GIVEN EXERCISE ::
What is the count of lines that hold the word "Коррекция"? Give only the number.

Stored items
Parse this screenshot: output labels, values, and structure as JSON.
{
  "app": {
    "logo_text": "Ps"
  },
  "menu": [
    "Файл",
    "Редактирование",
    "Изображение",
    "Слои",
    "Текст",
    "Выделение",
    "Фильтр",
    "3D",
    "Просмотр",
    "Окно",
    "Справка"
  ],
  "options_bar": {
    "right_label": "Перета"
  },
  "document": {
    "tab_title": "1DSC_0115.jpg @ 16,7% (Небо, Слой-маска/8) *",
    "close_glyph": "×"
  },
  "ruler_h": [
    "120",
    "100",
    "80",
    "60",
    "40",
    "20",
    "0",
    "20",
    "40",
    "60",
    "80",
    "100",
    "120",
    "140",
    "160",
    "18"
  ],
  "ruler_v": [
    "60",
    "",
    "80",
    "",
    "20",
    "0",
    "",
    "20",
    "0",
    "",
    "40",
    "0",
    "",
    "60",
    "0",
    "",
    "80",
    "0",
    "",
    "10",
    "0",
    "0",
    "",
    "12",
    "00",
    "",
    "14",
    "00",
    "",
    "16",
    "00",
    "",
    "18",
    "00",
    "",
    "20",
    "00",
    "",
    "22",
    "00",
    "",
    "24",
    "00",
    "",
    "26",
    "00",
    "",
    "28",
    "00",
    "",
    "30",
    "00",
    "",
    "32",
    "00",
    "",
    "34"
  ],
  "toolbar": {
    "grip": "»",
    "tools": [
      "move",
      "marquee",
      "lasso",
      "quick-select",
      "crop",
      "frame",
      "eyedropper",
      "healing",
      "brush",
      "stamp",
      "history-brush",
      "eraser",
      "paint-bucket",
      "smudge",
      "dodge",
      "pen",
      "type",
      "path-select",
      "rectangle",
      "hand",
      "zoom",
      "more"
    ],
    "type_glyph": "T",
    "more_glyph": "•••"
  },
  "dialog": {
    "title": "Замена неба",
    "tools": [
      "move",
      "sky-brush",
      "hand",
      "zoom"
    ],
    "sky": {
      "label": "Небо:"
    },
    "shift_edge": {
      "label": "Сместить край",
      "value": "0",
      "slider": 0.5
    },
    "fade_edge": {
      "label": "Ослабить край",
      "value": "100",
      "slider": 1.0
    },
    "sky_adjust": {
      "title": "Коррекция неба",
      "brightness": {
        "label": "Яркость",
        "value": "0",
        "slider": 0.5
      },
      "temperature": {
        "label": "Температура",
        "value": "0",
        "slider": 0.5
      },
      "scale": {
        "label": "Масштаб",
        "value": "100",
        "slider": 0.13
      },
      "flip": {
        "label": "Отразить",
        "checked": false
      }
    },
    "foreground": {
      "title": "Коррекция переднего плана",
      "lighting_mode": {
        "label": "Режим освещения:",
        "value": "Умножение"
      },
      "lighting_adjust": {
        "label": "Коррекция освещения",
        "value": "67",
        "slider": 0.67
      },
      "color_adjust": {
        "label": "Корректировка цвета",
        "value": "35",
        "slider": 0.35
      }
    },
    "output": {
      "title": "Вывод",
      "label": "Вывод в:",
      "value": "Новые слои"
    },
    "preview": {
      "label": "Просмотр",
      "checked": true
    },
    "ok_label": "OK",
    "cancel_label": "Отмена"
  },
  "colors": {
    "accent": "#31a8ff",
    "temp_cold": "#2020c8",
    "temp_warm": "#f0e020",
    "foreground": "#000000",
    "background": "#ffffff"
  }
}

TASK OUTPUT ::
3